▸ Exercise text
- - - -

# 1. Starting with Scikit-learn
## 1. Loading the dataset
- Scikit-learn comes with some datasets for experimenting with class labels already being integers

In [1]:
from sklearn import datasets
import numpy as np

iris = datasets.load_iris()
X = iris.data[:, [2, 3]]
y = iris.target

print('Class labels:', np.unique(y))

Class labels: [0 1 2]


## 2. Splitting data into 70% training and 30% test data:
- "stratify" option allows us to preserve the proportions between the labels from the dataset in both training and testing sets (1:1:1 for 3 classes in this case)

In [2]:
from sklearn.model_selection import train_test_split

X_train, X_test, y_train, y_test = train_test_split(
    X, y, test_size=0.3, random_state=1, stratify=y)

print('Labels counts in y:', np.bincount(y))
print('Labels counts in y_train:', np.bincount(y_train))
print('Labels counts in y_test:', np.bincount(y_test))

- - - -

▸ Information supplied

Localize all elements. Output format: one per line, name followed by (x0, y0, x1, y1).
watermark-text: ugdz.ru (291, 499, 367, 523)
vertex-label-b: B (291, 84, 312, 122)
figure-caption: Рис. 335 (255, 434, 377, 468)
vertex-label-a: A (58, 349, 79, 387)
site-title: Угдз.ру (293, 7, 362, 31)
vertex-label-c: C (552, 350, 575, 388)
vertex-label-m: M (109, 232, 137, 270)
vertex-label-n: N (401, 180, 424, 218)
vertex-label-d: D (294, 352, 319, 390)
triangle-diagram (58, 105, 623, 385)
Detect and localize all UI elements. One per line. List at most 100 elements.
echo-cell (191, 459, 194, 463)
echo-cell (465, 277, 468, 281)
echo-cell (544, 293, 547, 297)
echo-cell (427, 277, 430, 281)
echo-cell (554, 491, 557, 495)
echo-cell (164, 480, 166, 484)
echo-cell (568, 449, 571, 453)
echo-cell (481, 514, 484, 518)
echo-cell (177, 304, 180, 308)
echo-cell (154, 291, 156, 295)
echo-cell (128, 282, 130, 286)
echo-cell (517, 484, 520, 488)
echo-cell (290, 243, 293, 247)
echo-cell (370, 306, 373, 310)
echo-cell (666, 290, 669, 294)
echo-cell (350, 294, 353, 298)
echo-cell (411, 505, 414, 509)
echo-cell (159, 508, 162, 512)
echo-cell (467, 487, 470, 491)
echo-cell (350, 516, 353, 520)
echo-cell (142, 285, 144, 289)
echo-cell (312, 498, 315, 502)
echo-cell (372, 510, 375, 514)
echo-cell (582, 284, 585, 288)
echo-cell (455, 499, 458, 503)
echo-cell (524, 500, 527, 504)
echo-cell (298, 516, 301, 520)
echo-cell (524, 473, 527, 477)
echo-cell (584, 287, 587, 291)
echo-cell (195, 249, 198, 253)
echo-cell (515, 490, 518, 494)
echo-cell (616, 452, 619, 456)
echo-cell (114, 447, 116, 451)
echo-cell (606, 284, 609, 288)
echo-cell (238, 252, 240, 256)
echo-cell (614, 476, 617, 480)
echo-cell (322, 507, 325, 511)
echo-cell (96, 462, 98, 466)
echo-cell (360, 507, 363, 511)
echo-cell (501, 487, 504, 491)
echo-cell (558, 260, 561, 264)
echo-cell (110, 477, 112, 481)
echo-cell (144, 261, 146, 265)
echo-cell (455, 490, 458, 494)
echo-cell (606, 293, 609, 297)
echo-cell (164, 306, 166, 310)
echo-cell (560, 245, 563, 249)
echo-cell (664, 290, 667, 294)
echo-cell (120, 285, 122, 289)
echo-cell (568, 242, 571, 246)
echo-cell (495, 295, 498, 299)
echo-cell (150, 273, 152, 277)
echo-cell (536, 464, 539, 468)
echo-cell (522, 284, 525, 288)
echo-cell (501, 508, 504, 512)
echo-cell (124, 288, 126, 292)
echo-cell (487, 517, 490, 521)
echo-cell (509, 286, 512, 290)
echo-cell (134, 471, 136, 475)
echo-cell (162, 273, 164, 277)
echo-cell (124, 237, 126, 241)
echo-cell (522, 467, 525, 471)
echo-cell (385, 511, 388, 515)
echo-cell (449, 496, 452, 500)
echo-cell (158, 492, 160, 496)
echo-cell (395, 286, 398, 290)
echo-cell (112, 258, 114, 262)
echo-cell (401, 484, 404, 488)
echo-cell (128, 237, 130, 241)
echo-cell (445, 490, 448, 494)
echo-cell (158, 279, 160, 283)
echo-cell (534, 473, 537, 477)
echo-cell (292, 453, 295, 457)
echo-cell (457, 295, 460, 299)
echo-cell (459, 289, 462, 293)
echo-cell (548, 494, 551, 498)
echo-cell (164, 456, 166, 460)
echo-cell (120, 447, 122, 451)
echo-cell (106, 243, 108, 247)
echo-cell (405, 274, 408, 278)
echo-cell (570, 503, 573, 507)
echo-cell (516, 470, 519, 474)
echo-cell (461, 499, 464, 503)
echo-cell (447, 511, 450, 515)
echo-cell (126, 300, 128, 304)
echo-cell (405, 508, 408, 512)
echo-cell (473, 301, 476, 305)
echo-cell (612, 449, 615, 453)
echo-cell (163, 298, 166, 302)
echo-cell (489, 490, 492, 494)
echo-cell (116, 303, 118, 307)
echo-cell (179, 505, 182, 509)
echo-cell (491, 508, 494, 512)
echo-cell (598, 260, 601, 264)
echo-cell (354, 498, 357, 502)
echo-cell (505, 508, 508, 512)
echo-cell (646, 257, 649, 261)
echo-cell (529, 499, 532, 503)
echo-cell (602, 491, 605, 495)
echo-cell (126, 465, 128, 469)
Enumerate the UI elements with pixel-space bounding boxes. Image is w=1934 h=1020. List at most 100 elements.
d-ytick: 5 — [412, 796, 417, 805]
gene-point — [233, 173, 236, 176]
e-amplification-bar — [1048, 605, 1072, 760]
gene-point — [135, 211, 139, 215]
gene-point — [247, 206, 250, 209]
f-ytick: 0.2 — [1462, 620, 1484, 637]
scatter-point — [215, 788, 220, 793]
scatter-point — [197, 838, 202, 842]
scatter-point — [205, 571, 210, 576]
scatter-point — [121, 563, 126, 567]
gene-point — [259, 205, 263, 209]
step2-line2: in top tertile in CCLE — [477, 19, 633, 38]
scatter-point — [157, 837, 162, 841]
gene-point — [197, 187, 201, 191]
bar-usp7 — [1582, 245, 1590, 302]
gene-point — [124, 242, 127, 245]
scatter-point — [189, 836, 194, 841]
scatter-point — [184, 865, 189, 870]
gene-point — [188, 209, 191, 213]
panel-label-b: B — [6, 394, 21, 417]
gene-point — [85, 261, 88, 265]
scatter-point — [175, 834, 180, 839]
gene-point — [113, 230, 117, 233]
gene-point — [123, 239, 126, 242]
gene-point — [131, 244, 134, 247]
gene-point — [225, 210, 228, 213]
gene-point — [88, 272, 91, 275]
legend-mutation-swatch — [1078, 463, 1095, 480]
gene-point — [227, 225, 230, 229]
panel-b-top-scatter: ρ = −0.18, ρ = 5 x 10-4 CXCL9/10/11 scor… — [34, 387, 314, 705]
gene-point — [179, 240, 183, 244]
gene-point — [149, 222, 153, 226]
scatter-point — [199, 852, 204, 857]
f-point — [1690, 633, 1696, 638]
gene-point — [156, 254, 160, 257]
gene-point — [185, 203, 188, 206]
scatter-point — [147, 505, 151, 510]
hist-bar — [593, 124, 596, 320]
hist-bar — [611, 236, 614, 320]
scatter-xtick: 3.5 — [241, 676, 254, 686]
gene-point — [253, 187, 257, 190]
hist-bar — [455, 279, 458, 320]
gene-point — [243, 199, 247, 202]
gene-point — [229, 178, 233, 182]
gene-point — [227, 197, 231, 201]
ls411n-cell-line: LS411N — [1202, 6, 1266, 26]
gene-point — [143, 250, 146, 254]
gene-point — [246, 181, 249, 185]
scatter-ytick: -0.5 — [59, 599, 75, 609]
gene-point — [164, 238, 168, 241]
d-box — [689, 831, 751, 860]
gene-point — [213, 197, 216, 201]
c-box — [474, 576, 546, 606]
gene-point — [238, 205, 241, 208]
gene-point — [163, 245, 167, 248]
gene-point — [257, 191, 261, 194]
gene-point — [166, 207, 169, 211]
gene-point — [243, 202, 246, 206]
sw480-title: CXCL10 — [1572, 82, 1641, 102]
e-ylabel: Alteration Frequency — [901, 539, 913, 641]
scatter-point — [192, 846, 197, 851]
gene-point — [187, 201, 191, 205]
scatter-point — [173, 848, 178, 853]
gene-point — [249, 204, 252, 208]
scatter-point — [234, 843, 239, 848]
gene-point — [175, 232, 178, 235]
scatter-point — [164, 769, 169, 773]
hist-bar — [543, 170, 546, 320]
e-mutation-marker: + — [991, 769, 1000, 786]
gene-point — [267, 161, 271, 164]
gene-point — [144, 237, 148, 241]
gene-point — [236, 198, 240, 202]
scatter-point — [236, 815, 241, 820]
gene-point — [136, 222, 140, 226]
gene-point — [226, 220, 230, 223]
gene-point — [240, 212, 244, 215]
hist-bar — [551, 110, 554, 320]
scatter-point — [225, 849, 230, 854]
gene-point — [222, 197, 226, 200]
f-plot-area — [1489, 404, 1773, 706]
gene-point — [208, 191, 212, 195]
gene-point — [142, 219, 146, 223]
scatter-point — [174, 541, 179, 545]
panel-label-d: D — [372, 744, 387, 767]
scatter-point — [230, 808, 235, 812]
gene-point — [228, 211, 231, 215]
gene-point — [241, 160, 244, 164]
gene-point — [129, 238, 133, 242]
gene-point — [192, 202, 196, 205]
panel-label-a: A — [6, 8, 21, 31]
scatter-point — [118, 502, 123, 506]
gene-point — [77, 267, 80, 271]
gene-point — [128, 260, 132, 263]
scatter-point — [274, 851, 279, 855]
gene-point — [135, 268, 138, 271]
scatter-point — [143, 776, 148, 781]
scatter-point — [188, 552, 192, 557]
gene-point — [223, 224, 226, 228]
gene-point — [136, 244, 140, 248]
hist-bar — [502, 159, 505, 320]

- - - -

▸ Work instructions
1: Decide whether each statement below agrees with the scikit-learn notebook text. For (a), (b) and (c), answer yes or no and quote the exact words of the text that decide it.
(a) The split puts 30% of the data into the test set.
(b) The "stratify" option is used to shuffle the samples randomly.
(c) The class labels in the dataset come as strings.
2: Carry on the scikit-learn notebook text from its last line.

▸ Answers given
1:
(a) Yes: "Splitting data into 70% training and 30% test data"
(b) No: "\"stratify\" option allows us to preserve the proportions between the labels from the dataset in both training and testing sets"
(c) No: "class labels already being integers"

2:
Labels counts in y: [50 50 50]
Labels counts in y_train: [35 35 35]
Labels counts in y_test: [15 15 15]


## 3. Standardizing the features:
- fit() methods allows StandardScaler object to estimate sample mean and standard deviation of the training set
- It is important to apply the same scaling parameters to both training and testing sets of data to get more realistic results for unknown samples (testing set)

In [None]:
from sklearn.preprocessing import StandardScaler

sc = StandardScaler()
sc.fit(X_train)
X_train_std = sc.transform(X_train)
X_test_std = sc.transform(X_test)